*Data shown*.
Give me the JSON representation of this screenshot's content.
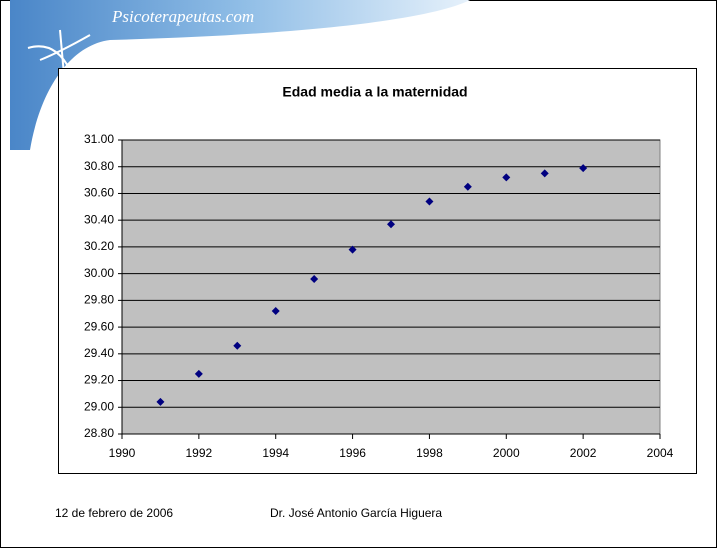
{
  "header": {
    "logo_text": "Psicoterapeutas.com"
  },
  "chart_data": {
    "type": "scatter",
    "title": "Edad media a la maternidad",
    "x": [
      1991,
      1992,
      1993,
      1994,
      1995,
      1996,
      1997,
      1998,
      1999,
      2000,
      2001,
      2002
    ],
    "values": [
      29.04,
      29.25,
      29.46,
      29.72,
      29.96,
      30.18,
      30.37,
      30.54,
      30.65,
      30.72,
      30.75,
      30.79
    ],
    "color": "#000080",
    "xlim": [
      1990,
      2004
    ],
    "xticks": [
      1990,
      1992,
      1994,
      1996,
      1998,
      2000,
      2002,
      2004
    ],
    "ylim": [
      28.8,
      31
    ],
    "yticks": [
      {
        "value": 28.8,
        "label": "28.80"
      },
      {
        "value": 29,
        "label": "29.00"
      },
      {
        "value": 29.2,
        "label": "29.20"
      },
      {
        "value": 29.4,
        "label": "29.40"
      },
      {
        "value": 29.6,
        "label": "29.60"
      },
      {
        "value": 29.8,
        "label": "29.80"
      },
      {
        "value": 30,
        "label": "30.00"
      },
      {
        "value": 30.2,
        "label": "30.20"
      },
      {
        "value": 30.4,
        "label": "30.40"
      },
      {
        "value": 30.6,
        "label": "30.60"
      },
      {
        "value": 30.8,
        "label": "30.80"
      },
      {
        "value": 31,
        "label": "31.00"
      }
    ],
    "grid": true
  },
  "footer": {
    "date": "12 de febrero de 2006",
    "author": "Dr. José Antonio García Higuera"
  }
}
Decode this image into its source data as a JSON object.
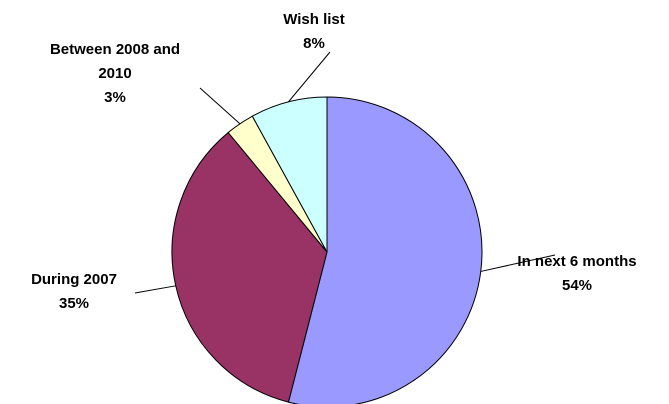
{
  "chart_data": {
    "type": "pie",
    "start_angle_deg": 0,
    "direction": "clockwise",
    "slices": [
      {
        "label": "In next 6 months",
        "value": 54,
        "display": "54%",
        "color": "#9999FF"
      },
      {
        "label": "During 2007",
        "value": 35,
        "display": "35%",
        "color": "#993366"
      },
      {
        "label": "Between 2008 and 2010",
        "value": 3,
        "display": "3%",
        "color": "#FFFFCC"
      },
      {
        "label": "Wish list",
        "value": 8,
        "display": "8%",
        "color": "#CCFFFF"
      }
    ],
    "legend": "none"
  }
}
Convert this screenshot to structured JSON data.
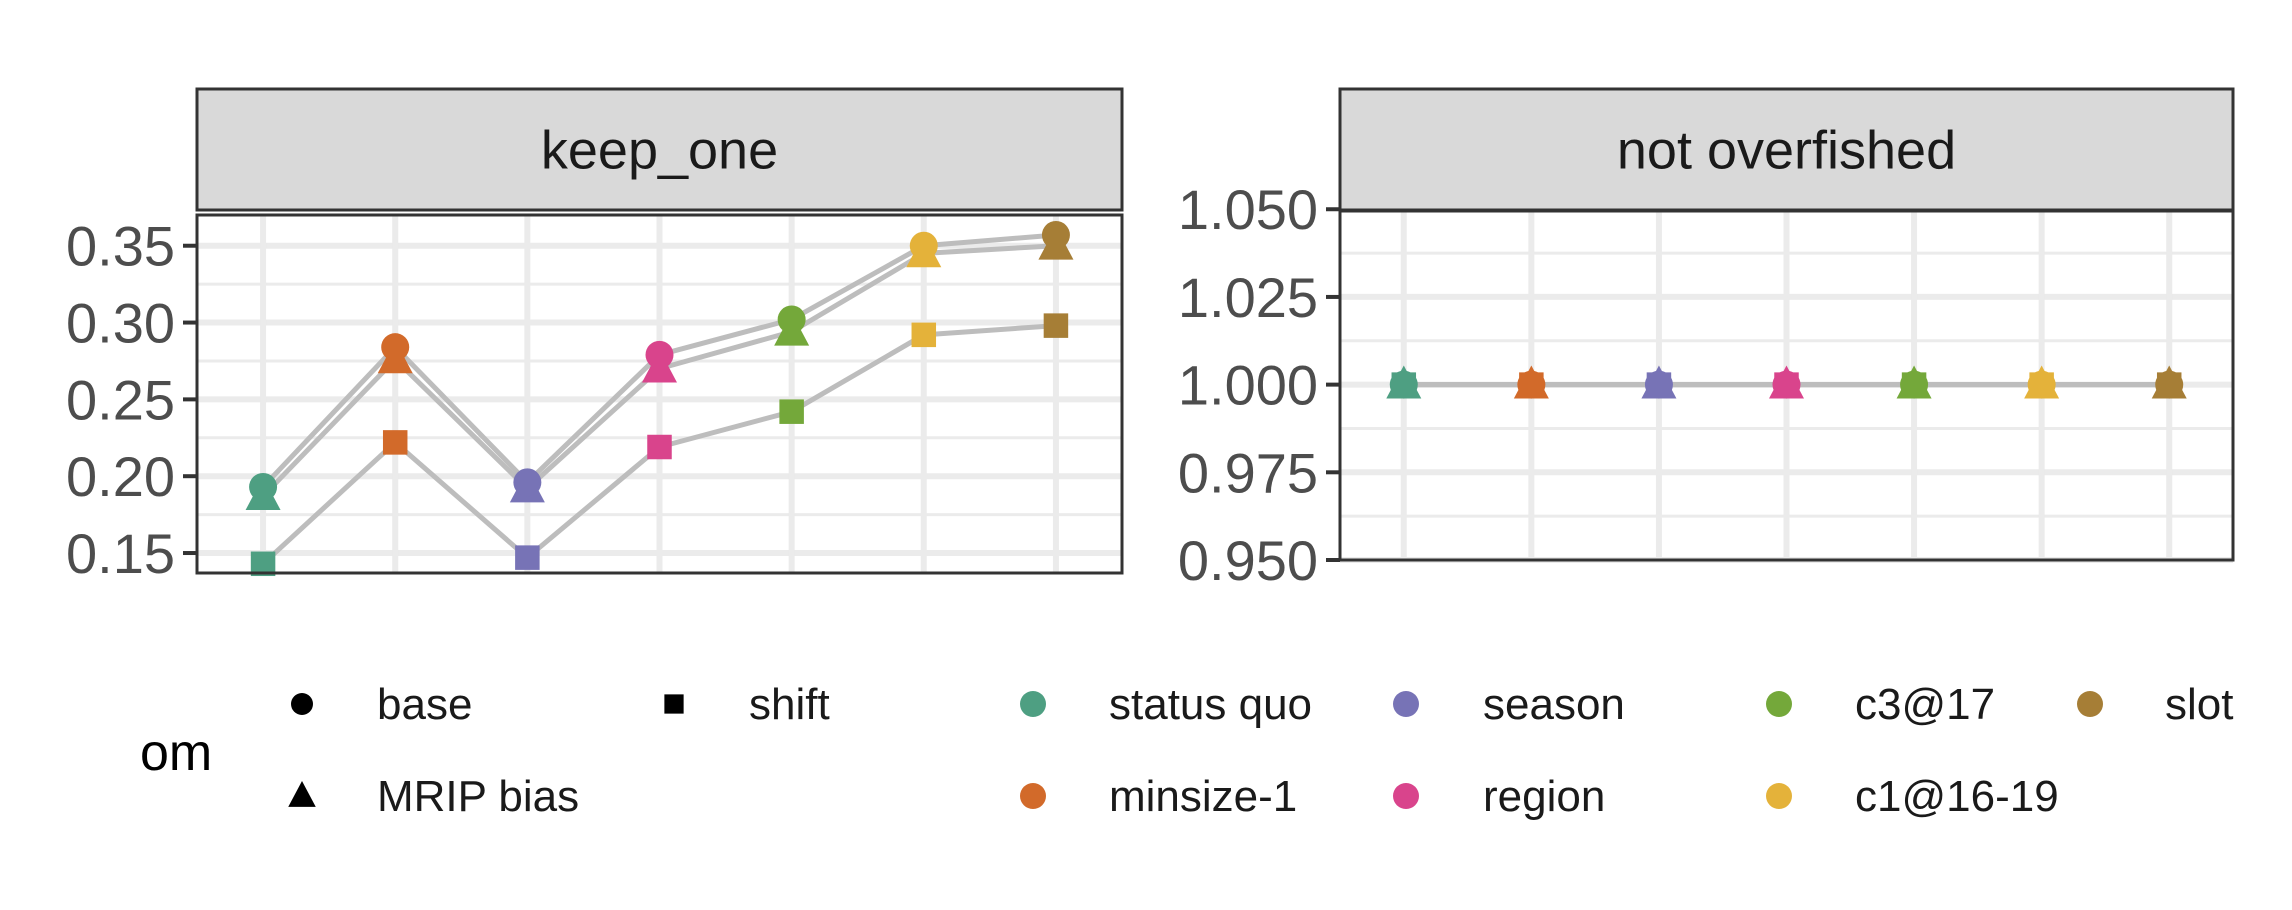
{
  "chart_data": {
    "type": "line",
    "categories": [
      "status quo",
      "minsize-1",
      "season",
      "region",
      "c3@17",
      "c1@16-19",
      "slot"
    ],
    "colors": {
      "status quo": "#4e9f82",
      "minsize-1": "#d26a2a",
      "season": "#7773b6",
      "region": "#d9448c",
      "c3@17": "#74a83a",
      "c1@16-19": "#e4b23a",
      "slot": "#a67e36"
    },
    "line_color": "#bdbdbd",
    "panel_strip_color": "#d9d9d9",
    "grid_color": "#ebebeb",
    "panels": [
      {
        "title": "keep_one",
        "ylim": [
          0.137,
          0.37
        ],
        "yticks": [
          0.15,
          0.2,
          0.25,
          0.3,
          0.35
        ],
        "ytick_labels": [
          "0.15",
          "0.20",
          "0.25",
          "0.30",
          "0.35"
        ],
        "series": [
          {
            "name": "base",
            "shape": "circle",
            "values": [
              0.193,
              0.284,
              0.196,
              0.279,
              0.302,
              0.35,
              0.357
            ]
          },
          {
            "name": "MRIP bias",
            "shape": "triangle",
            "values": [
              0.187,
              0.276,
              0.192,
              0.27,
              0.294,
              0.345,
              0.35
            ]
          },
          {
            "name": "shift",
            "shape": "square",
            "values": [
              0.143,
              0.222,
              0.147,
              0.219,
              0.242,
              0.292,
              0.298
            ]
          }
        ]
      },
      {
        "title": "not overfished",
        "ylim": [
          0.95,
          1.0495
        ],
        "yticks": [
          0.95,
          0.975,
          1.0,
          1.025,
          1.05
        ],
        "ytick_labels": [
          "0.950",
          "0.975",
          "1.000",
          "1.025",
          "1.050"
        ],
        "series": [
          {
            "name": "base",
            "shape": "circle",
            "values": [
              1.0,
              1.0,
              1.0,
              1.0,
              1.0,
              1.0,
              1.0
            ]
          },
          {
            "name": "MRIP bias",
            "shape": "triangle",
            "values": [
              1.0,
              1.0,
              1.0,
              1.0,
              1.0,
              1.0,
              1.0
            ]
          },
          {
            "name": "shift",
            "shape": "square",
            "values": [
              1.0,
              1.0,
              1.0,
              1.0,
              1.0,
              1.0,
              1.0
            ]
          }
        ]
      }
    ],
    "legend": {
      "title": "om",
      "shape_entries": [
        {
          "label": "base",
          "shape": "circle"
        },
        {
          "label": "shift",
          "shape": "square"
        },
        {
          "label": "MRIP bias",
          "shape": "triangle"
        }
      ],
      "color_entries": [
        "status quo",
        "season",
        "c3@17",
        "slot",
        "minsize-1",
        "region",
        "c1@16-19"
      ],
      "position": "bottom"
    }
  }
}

*What the exercise asks*.
Return the whole listing, word for word, and leave out every picture.

*Response to this exercise*.
Give me the JSON representation of this screenshot's content.
{
  "header": {
    "logo_text": "Psicoterapeutas.com"
  },
  "chart_data": {
    "type": "scatter",
    "title": "Edad media a la maternidad",
    "x": [
      1991,
      1992,
      1993,
      1994,
      1995,
      1996,
      1997,
      1998,
      1999,
      2000,
      2001,
      2002
    ],
    "values": [
      29.04,
      29.25,
      29.46,
      29.72,
      29.96,
      30.18,
      30.37,
      30.54,
      30.65,
      30.72,
      30.75,
      30.79
    ],
    "color": "#000080",
    "xlim": [
      1990,
      2004
    ],
    "xticks": [
      1990,
      1992,
      1994,
      1996,
      1998,
      2000,
      2002,
      2004
    ],
    "ylim": [
      28.8,
      31
    ],
    "yticks": [
      {
        "value": 28.8,
        "label": "28.80"
      },
      {
        "value": 29,
        "label": "29.00"
      },
      {
        "value": 29.2,
        "label": "29.20"
      },
      {
        "value": 29.4,
        "label": "29.40"
      },
      {
        "value": 29.6,
        "label": "29.60"
      },
      {
        "value": 29.8,
        "label": "29.80"
      },
      {
        "value": 30,
        "label": "30.00"
      },
      {
        "value": 30.2,
        "label": "30.20"
      },
      {
        "value": 30.4,
        "label": "30.40"
      },
      {
        "value": 30.6,
        "label": "30.60"
      },
      {
        "value": 30.8,
        "label": "30.80"
      },
      {
        "value": 31,
        "label": "31.00"
      }
    ],
    "grid": true
  },
  "footer": {
    "date": "12 de febrero de 2006",
    "author": "Dr. José Antonio García Higuera"
  }
}
Decode this image into its source data as a JSON object.
{
  "chart_data": {
    "type": "pie",
    "start_angle_deg": 0,
    "direction": "clockwise",
    "slices": [
      {
        "label": "In next 6 months",
        "value": 54,
        "display": "54%",
        "color": "#9999FF"
      },
      {
        "label": "During 2007",
        "value": 35,
        "display": "35%",
        "color": "#993366"
      },
      {
        "label": "Between 2008 and 2010",
        "value": 3,
        "display": "3%",
        "color": "#FFFFCC"
      },
      {
        "label": "Wish list",
        "value": 8,
        "display": "8%",
        "color": "#CCFFFF"
      }
    ],
    "legend": "none"
  }
}
Convert this screenshot to structured JSON data.
{
  "chart_data": {
    "type": "line",
    "categories": [
      "status quo",
      "minsize-1",
      "season",
      "region",
      "c3@17",
      "c1@16-19",
      "slot"
    ],
    "colors": {
      "status quo": "#4e9f82",
      "minsize-1": "#d26a2a",
      "season": "#7773b6",
      "region": "#d9448c",
      "c3@17": "#74a83a",
      "c1@16-19": "#e4b23a",
      "slot": "#a67e36"
    },
    "line_color": "#bdbdbd",
    "panel_strip_color": "#d9d9d9",
    "grid_color": "#ebebeb",
    "panels": [
      {
        "title": "keep_one",
        "ylim": [
          0.137,
          0.37
        ],
        "yticks": [
          0.15,
          0.2,
          0.25,
          0.3,
          0.35
        ],
        "ytick_labels": [
          "0.15",
          "0.20",
          "0.25",
          "0.30",
          "0.35"
        ],
        "series": [
          {
            "name": "base",
            "shape": "circle",
            "values": [
              0.193,
              0.284,
              0.196,
              0.279,
              0.302,
              0.35,
              0.357
            ]
          },
          {
            "name": "MRIP bias",
            "shape": "triangle",
            "values": [
              0.187,
              0.276,
              0.192,
              0.27,
              0.294,
              0.345,
              0.35
            ]
          },
          {
            "name": "shift",
            "shape": "square",
            "values": [
              0.143,
              0.222,
              0.147,
              0.219,
              0.242,
              0.292,
              0.298
            ]
          }
        ]
      },
      {
        "title": "not overfished",
        "ylim": [
          0.95,
          1.0495
        ],
        "yticks": [
          0.95,
          0.975,
          1.0,
          1.025,
          1.05
        ],
        "ytick_labels": [
          "0.950",
          "0.975",
          "1.000",
          "1.025",
          "1.050"
        ],
        "series": [
          {
            "name": "base",
            "shape": "circle",
            "values": [
              1.0,
              1.0,
              1.0,
              1.0,
              1.0,
              1.0,
              1.0
            ]
          },
          {
            "name": "MRIP bias",
            "shape": "triangle",
            "values": [
              1.0,
              1.0,
              1.0,
              1.0,
              1.0,
              1.0,
              1.0
            ]
          },
          {
            "name": "shift",
            "shape": "square",
            "values": [
              1.0,
              1.0,
              1.0,
              1.0,
              1.0,
              1.0,
              1.0
            ]
          }
        ]
      }
    ],
    "legend": {
      "title": "om",
      "shape_entries": [
        {
          "label": "base",
          "shape": "circle"
        },
        {
          "label": "shift",
          "shape": "square"
        },
        {
          "label": "MRIP bias",
          "shape": "triangle"
        }
      ],
      "color_entries": [
        "status quo",
        "season",
        "c3@17",
        "slot",
        "minsize-1",
        "region",
        "c1@16-19"
      ],
      "position": "bottom"
    }
  }
}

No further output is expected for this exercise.